• **TO BE DONE**
Omit the images, then print each record below exactly as it reads.
[start of DATA FOR THIS EXERCISE]
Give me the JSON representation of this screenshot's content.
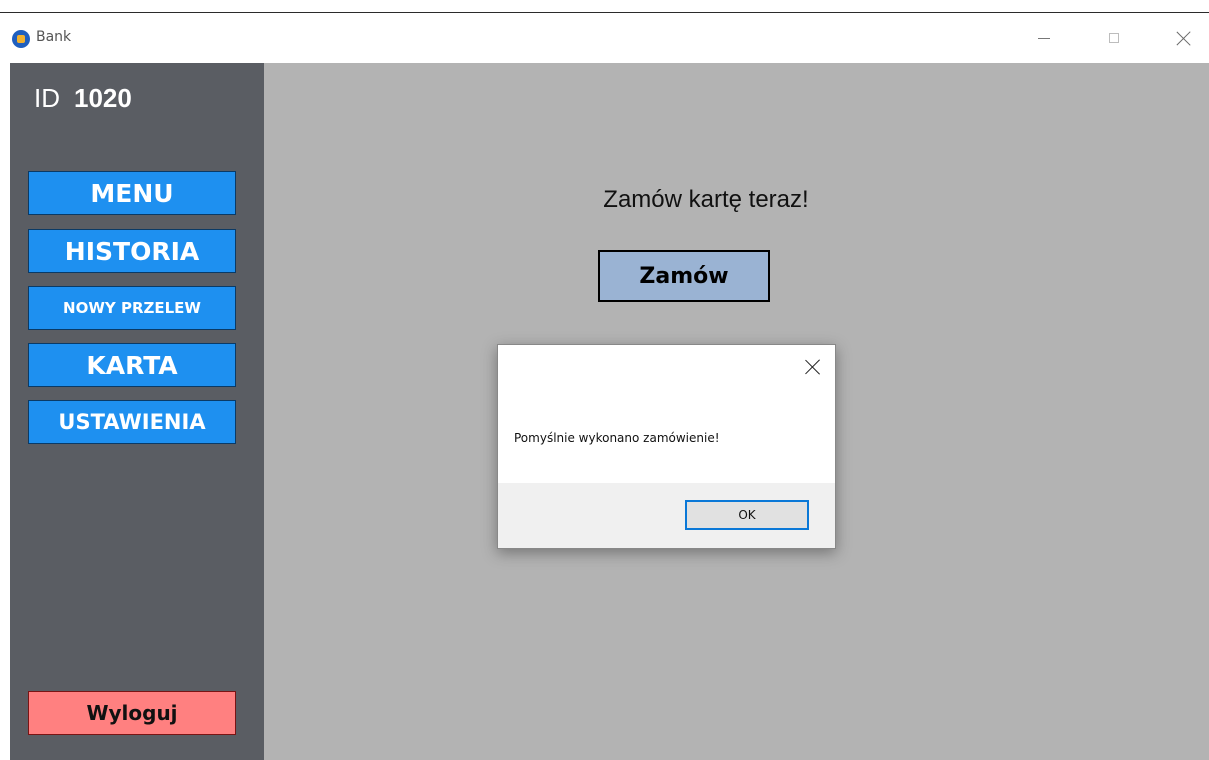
{
  "window": {
    "title": "Bank",
    "icon": "bank-app-icon",
    "controls": {
      "minimize_icon": "minimize-icon",
      "maximize_icon": "maximize-icon",
      "close_icon": "close-icon"
    }
  },
  "sidebar": {
    "id_label": "ID",
    "id_value": "1020",
    "nav": {
      "menu": "MENU",
      "historia": "HISTORIA",
      "nowy_przelew": "NOWY PRZELEW",
      "karta": "KARTA",
      "ustawienia": "USTAWIENIA"
    },
    "logout": "Wyloguj"
  },
  "main": {
    "heading": "Zamów kartę teraz!",
    "order_button": "Zamów"
  },
  "dialog": {
    "message": "Pomyślnie wykonano zamówienie!",
    "ok_button": "OK"
  },
  "colors": {
    "sidebar_bg": "#5a5d63",
    "nav_button_bg": "#1e90f0",
    "logout_bg": "#ff8080",
    "main_bg": "#b3b3b3",
    "order_button_bg": "#9ab3d3",
    "dialog_accent": "#0a78d7"
  }
}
[end of DATA FOR THIS EXERCISE]
• **TASK OUTPUT**
Give me the JSON representation of this screenshot's content.
{
  "window": {
    "title": "Bank",
    "icon": "bank-app-icon",
    "controls": {
      "minimize_icon": "minimize-icon",
      "maximize_icon": "maximize-icon",
      "close_icon": "close-icon"
    }
  },
  "sidebar": {
    "id_label": "ID",
    "id_value": "1020",
    "nav": {
      "menu": "MENU",
      "historia": "HISTORIA",
      "nowy_przelew": "NOWY PRZELEW",
      "karta": "KARTA",
      "ustawienia": "USTAWIENIA"
    },
    "logout": "Wyloguj"
  },
  "main": {
    "heading": "Zamów kartę teraz!",
    "order_button": "Zamów"
  },
  "dialog": {
    "message": "Pomyślnie wykonano zamówienie!",
    "ok_button": "OK"
  },
  "colors": {
    "sidebar_bg": "#5a5d63",
    "nav_button_bg": "#1e90f0",
    "logout_bg": "#ff8080",
    "main_bg": "#b3b3b3",
    "order_button_bg": "#9ab3d3",
    "dialog_accent": "#0a78d7"
  }
}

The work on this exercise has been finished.